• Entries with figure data
######

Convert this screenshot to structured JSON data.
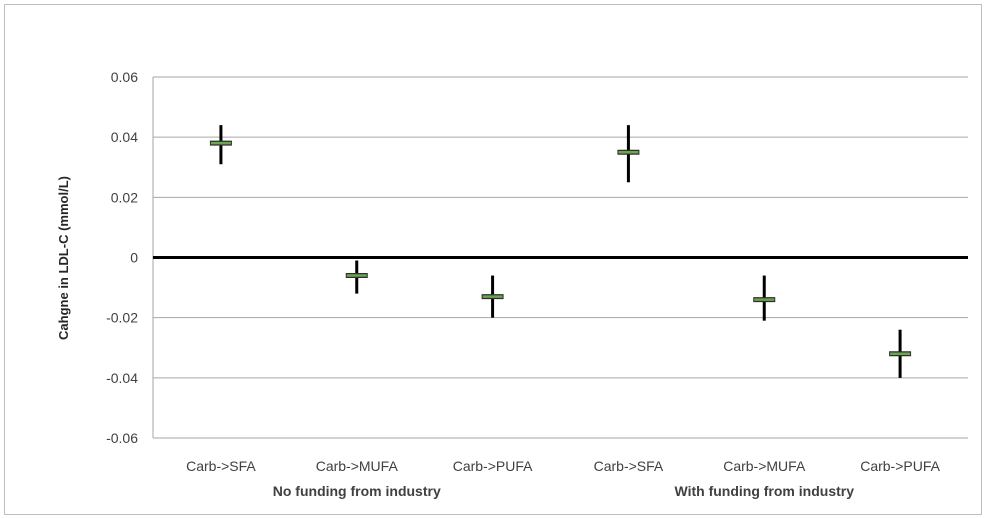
{
  "chart_data": {
    "type": "scatter",
    "title": "",
    "ylabel": "Cahgne in LDL-C (mmol/L)",
    "ylim": [
      -0.06,
      0.06
    ],
    "yticks": [
      0.06,
      0.04,
      0.02,
      0,
      -0.02,
      -0.04,
      -0.06
    ],
    "ytick_labels": [
      "0.06",
      "0.04",
      "0.02",
      "0",
      "-0.02",
      "-0.04",
      "-0.06"
    ],
    "grid": true,
    "categories": [
      "Carb->SFA",
      "Carb->MUFA",
      "Carb->PUFA",
      "Carb->SFA",
      "Carb->MUFA",
      "Carb->PUFA"
    ],
    "groups": [
      {
        "label": "No funding  from industry",
        "span": [
          0,
          2
        ]
      },
      {
        "label": "With funding from industry",
        "span": [
          3,
          5
        ]
      }
    ],
    "points": [
      {
        "category": "Carb->SFA",
        "value": 0.038,
        "low": 0.031,
        "high": 0.044
      },
      {
        "category": "Carb->MUFA",
        "value": -0.006,
        "low": -0.012,
        "high": -0.001
      },
      {
        "category": "Carb->PUFA",
        "value": -0.013,
        "low": -0.02,
        "high": -0.006
      },
      {
        "category": "Carb->SFA",
        "value": 0.035,
        "low": 0.025,
        "high": 0.044
      },
      {
        "category": "Carb->MUFA",
        "value": -0.014,
        "low": -0.021,
        "high": -0.006
      },
      {
        "category": "Carb->PUFA",
        "value": -0.032,
        "low": -0.04,
        "high": -0.024
      }
    ],
    "colors": {
      "marker": "#6aa84f",
      "errorbar": "#000000",
      "zero_line": "#000000",
      "grid": "#a6a6a6"
    }
  }
}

######

The records above must be echoed exactly, minus their pictures.

• Expected output
Convert this screenshot to structured JSON data.
{
  "chart_data": {
    "type": "scatter",
    "title": "",
    "ylabel": "Cahgne in LDL-C (mmol/L)",
    "ylim": [
      -0.06,
      0.06
    ],
    "yticks": [
      0.06,
      0.04,
      0.02,
      0,
      -0.02,
      -0.04,
      -0.06
    ],
    "ytick_labels": [
      "0.06",
      "0.04",
      "0.02",
      "0",
      "-0.02",
      "-0.04",
      "-0.06"
    ],
    "grid": true,
    "categories": [
      "Carb->SFA",
      "Carb->MUFA",
      "Carb->PUFA",
      "Carb->SFA",
      "Carb->MUFA",
      "Carb->PUFA"
    ],
    "groups": [
      {
        "label": "No funding  from industry",
        "span": [
          0,
          2
        ]
      },
      {
        "label": "With funding from industry",
        "span": [
          3,
          5
        ]
      }
    ],
    "points": [
      {
        "category": "Carb->SFA",
        "value": 0.038,
        "low": 0.031,
        "high": 0.044
      },
      {
        "category": "Carb->MUFA",
        "value": -0.006,
        "low": -0.012,
        "high": -0.001
      },
      {
        "category": "Carb->PUFA",
        "value": -0.013,
        "low": -0.02,
        "high": -0.006
      },
      {
        "category": "Carb->SFA",
        "value": 0.035,
        "low": 0.025,
        "high": 0.044
      },
      {
        "category": "Carb->MUFA",
        "value": -0.014,
        "low": -0.021,
        "high": -0.006
      },
      {
        "category": "Carb->PUFA",
        "value": -0.032,
        "low": -0.04,
        "high": -0.024
      }
    ],
    "colors": {
      "marker": "#6aa84f",
      "errorbar": "#000000",
      "zero_line": "#000000",
      "grid": "#a6a6a6"
    }
  }
}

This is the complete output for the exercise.